What is being asked:
Reproduce each of the items below word for word, keeping every line intact.

***

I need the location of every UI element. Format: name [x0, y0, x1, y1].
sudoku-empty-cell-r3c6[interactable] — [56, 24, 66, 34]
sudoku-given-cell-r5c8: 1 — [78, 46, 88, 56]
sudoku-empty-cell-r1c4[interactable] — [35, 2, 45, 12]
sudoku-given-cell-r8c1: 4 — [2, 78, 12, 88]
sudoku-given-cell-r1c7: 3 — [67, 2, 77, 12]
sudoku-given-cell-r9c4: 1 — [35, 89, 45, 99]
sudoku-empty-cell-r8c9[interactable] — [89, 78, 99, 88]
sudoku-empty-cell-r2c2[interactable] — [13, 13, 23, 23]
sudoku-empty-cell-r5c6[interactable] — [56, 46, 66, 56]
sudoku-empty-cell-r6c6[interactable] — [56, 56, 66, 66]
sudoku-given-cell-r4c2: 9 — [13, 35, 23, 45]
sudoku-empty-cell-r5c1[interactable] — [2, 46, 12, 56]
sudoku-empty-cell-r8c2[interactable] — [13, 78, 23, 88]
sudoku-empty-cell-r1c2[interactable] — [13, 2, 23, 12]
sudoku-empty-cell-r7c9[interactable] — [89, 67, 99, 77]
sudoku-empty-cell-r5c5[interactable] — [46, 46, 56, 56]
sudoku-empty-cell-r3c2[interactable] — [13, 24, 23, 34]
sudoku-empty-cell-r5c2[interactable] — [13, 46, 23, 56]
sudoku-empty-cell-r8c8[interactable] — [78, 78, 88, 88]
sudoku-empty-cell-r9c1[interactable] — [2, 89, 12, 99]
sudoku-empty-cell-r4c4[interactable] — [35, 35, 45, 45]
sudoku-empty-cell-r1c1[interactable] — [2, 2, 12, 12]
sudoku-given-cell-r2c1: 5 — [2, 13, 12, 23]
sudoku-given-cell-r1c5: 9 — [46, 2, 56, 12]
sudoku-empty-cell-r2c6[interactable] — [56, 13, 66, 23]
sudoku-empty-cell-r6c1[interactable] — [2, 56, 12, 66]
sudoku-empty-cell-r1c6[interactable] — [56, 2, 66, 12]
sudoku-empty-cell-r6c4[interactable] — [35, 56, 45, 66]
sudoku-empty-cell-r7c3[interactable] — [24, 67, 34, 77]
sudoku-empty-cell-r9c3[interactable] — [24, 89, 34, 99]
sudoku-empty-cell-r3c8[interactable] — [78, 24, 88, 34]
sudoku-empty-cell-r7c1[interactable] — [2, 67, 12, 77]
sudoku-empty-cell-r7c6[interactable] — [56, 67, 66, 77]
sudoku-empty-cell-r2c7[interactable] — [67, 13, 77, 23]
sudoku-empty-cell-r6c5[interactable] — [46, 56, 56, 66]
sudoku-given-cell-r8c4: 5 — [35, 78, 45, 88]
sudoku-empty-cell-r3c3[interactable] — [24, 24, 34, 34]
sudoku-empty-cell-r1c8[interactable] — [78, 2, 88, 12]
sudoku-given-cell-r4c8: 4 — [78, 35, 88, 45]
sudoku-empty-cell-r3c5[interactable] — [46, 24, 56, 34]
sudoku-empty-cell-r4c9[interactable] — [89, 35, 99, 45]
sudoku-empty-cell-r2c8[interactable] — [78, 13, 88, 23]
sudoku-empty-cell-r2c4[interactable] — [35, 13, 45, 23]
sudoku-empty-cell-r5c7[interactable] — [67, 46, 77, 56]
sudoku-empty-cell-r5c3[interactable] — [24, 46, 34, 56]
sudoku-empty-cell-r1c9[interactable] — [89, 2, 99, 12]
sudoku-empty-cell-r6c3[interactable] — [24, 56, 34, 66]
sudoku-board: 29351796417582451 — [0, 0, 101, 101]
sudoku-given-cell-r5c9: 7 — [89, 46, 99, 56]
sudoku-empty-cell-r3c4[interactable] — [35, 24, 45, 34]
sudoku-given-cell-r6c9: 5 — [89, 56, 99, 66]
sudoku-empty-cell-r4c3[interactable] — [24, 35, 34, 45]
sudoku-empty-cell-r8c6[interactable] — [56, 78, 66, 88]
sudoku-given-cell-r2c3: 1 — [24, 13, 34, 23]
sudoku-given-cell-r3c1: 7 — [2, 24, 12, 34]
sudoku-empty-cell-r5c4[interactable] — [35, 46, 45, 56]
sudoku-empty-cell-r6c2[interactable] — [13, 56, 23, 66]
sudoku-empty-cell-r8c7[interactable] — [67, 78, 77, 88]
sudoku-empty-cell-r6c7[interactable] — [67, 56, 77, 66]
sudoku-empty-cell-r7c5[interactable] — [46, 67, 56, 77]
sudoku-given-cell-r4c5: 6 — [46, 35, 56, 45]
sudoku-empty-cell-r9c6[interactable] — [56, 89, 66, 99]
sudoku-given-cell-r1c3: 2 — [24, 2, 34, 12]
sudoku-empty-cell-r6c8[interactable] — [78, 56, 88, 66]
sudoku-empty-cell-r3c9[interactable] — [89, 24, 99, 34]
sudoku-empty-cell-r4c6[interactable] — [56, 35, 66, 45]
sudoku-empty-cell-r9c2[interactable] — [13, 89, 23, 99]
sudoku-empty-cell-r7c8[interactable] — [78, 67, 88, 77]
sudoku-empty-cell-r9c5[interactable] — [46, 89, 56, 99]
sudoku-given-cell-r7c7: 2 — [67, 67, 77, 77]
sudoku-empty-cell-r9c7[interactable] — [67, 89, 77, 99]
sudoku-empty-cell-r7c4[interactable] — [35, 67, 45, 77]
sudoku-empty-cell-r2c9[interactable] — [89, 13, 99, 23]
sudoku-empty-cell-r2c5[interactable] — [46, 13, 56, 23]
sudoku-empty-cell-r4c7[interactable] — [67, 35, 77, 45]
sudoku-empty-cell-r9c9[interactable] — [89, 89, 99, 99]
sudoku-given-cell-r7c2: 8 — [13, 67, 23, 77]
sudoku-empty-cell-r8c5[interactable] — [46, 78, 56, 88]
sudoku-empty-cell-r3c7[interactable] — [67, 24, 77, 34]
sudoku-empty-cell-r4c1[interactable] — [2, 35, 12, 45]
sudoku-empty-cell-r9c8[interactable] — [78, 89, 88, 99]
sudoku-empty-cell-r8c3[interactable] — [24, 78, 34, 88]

***

Right answer:
I need the location of every UI element. Format: name [x0, y0, x1, y1].
sudoku-empty-cell-r3c6[interactable] — [56, 24, 66, 34]
sudoku-given-cell-r5c8: 1 — [78, 46, 88, 56]
sudoku-empty-cell-r1c4[interactable] — [35, 2, 45, 12]
sudoku-given-cell-r8c1: 4 — [2, 78, 12, 88]
sudoku-given-cell-r1c7: 3 — [67, 2, 77, 12]
sudoku-given-cell-r9c4: 1 — [35, 89, 45, 99]
sudoku-empty-cell-r8c9[interactable] — [89, 78, 99, 88]
sudoku-empty-cell-r2c2[interactable] — [13, 13, 23, 23]
sudoku-empty-cell-r5c6[interactable] — [56, 46, 66, 56]
sudoku-empty-cell-r6c6[interactable] — [56, 56, 66, 66]
sudoku-given-cell-r4c2: 9 — [13, 35, 23, 45]
sudoku-empty-cell-r5c1[interactable] — [2, 46, 12, 56]
sudoku-empty-cell-r8c2[interactable] — [13, 78, 23, 88]
sudoku-empty-cell-r1c2[interactable] — [13, 2, 23, 12]
sudoku-empty-cell-r7c9[interactable] — [89, 67, 99, 77]
sudoku-empty-cell-r5c5[interactable] — [46, 46, 56, 56]
sudoku-empty-cell-r3c2[interactable] — [13, 24, 23, 34]
sudoku-empty-cell-r5c2[interactable] — [13, 46, 23, 56]
sudoku-empty-cell-r8c8[interactable] — [78, 78, 88, 88]
sudoku-empty-cell-r9c1[interactable] — [2, 89, 12, 99]
sudoku-empty-cell-r4c4[interactable] — [35, 35, 45, 45]
sudoku-empty-cell-r1c1[interactable] — [2, 2, 12, 12]
sudoku-given-cell-r2c1: 5 — [2, 13, 12, 23]
sudoku-given-cell-r1c5: 9 — [46, 2, 56, 12]
sudoku-empty-cell-r2c6[interactable] — [56, 13, 66, 23]
sudoku-empty-cell-r6c1[interactable] — [2, 56, 12, 66]
sudoku-empty-cell-r1c6[interactable] — [56, 2, 66, 12]
sudoku-empty-cell-r6c4[interactable] — [35, 56, 45, 66]
sudoku-empty-cell-r7c3[interactable] — [24, 67, 34, 77]
sudoku-empty-cell-r9c3[interactable] — [24, 89, 34, 99]
sudoku-empty-cell-r3c8[interactable] — [78, 24, 88, 34]
sudoku-empty-cell-r7c1[interactable] — [2, 67, 12, 77]
sudoku-empty-cell-r7c6[interactable] — [56, 67, 66, 77]
sudoku-empty-cell-r2c7[interactable] — [67, 13, 77, 23]
sudoku-empty-cell-r6c5[interactable] — [46, 56, 56, 66]
sudoku-given-cell-r8c4: 5 — [35, 78, 45, 88]
sudoku-empty-cell-r3c3[interactable] — [24, 24, 34, 34]
sudoku-empty-cell-r1c8[interactable] — [78, 2, 88, 12]
sudoku-given-cell-r4c8: 4 — [78, 35, 88, 45]
sudoku-empty-cell-r3c5[interactable] — [46, 24, 56, 34]
sudoku-empty-cell-r4c9[interactable] — [89, 35, 99, 45]
sudoku-empty-cell-r2c8[interactable] — [78, 13, 88, 23]
sudoku-empty-cell-r2c4[interactable] — [35, 13, 45, 23]
sudoku-empty-cell-r5c7[interactable] — [67, 46, 77, 56]
sudoku-empty-cell-r5c3[interactable] — [24, 46, 34, 56]
sudoku-empty-cell-r1c9[interactable] — [89, 2, 99, 12]
sudoku-empty-cell-r6c3[interactable] — [24, 56, 34, 66]
sudoku-board: 29351796417582451 — [0, 0, 101, 101]
sudoku-given-cell-r5c9: 7 — [89, 46, 99, 56]
sudoku-empty-cell-r3c4[interactable] — [35, 24, 45, 34]
sudoku-given-cell-r6c9: 5 — [89, 56, 99, 66]
sudoku-empty-cell-r4c3[interactable] — [24, 35, 34, 45]
sudoku-empty-cell-r8c6[interactable] — [56, 78, 66, 88]
sudoku-given-cell-r2c3: 1 — [24, 13, 34, 23]
sudoku-given-cell-r3c1: 7 — [2, 24, 12, 34]
sudoku-empty-cell-r5c4[interactable] — [35, 46, 45, 56]
sudoku-empty-cell-r6c2[interactable] — [13, 56, 23, 66]
sudoku-empty-cell-r8c7[interactable] — [67, 78, 77, 88]
sudoku-empty-cell-r6c7[interactable] — [67, 56, 77, 66]
sudoku-empty-cell-r7c5[interactable] — [46, 67, 56, 77]
sudoku-given-cell-r4c5: 6 — [46, 35, 56, 45]
sudoku-empty-cell-r9c6[interactable] — [56, 89, 66, 99]
sudoku-given-cell-r1c3: 2 — [24, 2, 34, 12]
sudoku-empty-cell-r6c8[interactable] — [78, 56, 88, 66]
sudoku-empty-cell-r3c9[interactable] — [89, 24, 99, 34]
sudoku-empty-cell-r4c6[interactable] — [56, 35, 66, 45]
sudoku-empty-cell-r9c2[interactable] — [13, 89, 23, 99]
sudoku-empty-cell-r7c8[interactable] — [78, 67, 88, 77]
sudoku-empty-cell-r9c5[interactable] — [46, 89, 56, 99]
sudoku-given-cell-r7c7: 2 — [67, 67, 77, 77]
sudoku-empty-cell-r9c7[interactable] — [67, 89, 77, 99]
sudoku-empty-cell-r7c4[interactable] — [35, 67, 45, 77]
sudoku-empty-cell-r2c9[interactable] — [89, 13, 99, 23]
sudoku-empty-cell-r2c5[interactable] — [46, 13, 56, 23]
sudoku-empty-cell-r4c7[interactable] — [67, 35, 77, 45]
sudoku-empty-cell-r9c9[interactable] — [89, 89, 99, 99]
sudoku-given-cell-r7c2: 8 — [13, 67, 23, 77]
sudoku-empty-cell-r8c5[interactable] — [46, 78, 56, 88]
sudoku-empty-cell-r3c7[interactable] — [67, 24, 77, 34]
sudoku-empty-cell-r4c1[interactable] — [2, 35, 12, 45]
sudoku-empty-cell-r9c8[interactable] — [78, 89, 88, 99]
sudoku-empty-cell-r8c3[interactable] — [24, 78, 34, 88]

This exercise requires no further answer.